# [Data shown]
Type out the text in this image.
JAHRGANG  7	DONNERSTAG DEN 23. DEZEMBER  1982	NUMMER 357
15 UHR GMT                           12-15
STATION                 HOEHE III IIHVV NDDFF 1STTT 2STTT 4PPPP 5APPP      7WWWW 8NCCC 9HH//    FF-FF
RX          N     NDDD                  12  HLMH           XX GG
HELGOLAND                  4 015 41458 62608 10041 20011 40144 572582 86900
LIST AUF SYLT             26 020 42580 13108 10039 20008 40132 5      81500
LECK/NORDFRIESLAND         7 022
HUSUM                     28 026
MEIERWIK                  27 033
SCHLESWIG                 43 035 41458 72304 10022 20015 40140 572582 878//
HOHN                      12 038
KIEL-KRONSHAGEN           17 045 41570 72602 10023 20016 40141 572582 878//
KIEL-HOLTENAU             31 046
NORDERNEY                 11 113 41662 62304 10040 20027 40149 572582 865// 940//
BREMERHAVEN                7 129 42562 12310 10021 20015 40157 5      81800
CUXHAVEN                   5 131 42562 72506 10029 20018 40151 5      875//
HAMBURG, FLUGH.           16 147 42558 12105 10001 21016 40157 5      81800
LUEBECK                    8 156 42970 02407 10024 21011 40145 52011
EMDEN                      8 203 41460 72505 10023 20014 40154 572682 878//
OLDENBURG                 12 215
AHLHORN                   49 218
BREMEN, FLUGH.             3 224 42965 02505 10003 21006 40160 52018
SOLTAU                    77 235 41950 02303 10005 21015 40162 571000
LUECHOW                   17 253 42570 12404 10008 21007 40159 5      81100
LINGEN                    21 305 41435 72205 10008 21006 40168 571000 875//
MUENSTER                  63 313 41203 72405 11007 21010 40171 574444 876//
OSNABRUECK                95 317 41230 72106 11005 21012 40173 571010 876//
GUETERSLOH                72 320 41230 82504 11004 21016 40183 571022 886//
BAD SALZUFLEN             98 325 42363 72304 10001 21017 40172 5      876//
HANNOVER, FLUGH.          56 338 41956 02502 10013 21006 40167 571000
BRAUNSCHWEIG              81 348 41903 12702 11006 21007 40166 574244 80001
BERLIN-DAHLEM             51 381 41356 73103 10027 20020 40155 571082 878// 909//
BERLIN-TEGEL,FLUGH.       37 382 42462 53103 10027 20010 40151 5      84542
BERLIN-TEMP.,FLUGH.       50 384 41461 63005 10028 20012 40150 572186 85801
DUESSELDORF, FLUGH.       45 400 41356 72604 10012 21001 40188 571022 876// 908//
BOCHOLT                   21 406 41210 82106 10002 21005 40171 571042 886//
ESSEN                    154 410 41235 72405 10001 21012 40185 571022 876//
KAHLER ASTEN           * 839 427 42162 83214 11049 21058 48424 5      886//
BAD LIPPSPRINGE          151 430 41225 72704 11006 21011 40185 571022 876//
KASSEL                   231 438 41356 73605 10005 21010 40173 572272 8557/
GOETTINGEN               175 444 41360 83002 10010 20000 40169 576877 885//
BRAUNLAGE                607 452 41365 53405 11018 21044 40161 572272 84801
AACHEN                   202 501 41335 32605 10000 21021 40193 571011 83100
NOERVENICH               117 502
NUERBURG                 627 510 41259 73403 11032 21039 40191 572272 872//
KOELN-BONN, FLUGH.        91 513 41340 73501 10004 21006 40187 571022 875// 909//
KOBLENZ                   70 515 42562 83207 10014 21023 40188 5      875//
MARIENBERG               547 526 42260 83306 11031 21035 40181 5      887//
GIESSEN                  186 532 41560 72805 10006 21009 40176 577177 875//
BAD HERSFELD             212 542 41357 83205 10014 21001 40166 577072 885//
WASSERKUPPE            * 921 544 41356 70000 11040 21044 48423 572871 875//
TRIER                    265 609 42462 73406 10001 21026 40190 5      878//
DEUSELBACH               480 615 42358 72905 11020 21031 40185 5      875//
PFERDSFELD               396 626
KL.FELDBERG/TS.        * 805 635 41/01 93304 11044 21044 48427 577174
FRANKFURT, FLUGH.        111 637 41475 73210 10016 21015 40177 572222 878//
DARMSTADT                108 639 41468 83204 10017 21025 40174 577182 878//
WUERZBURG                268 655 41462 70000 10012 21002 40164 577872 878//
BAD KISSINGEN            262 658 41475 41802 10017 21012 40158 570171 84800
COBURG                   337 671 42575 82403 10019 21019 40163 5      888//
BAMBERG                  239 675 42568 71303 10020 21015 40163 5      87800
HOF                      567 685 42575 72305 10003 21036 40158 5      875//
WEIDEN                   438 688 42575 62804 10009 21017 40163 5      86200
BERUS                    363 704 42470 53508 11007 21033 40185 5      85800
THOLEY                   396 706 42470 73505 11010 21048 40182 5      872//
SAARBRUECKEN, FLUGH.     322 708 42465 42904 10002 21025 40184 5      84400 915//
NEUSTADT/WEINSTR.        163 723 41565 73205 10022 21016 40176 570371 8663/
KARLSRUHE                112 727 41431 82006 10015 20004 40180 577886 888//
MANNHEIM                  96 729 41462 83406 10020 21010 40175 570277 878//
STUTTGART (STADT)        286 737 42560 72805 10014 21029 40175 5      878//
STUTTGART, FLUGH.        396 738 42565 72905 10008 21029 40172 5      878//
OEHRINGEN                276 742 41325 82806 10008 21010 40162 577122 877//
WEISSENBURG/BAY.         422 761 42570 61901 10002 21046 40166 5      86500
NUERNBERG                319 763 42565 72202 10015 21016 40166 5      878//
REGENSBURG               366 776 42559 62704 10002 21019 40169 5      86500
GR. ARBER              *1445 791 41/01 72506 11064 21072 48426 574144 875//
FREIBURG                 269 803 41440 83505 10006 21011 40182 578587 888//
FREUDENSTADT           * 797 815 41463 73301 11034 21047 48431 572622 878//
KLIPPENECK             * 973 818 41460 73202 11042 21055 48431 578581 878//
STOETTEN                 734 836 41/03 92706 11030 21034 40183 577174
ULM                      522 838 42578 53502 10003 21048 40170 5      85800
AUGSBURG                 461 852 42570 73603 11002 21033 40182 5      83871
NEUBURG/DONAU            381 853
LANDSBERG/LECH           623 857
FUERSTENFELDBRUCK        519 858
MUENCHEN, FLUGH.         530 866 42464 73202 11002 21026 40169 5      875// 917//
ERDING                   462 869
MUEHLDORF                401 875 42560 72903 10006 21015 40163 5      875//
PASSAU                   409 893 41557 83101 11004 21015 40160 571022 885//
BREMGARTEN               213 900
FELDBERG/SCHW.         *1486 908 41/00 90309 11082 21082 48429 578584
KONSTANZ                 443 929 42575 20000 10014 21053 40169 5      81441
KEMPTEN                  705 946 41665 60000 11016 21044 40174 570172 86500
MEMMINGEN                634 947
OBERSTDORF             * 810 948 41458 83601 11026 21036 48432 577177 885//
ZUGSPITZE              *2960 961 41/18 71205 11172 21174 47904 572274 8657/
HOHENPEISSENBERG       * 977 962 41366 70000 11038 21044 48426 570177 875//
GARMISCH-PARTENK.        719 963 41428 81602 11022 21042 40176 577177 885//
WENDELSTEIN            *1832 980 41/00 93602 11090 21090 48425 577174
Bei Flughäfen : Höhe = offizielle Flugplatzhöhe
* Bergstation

# [Exercise description]
What is the number of lines in the listing above that contain the string "STUTTGART"? Give only the number.

# [Answer to the problem]
2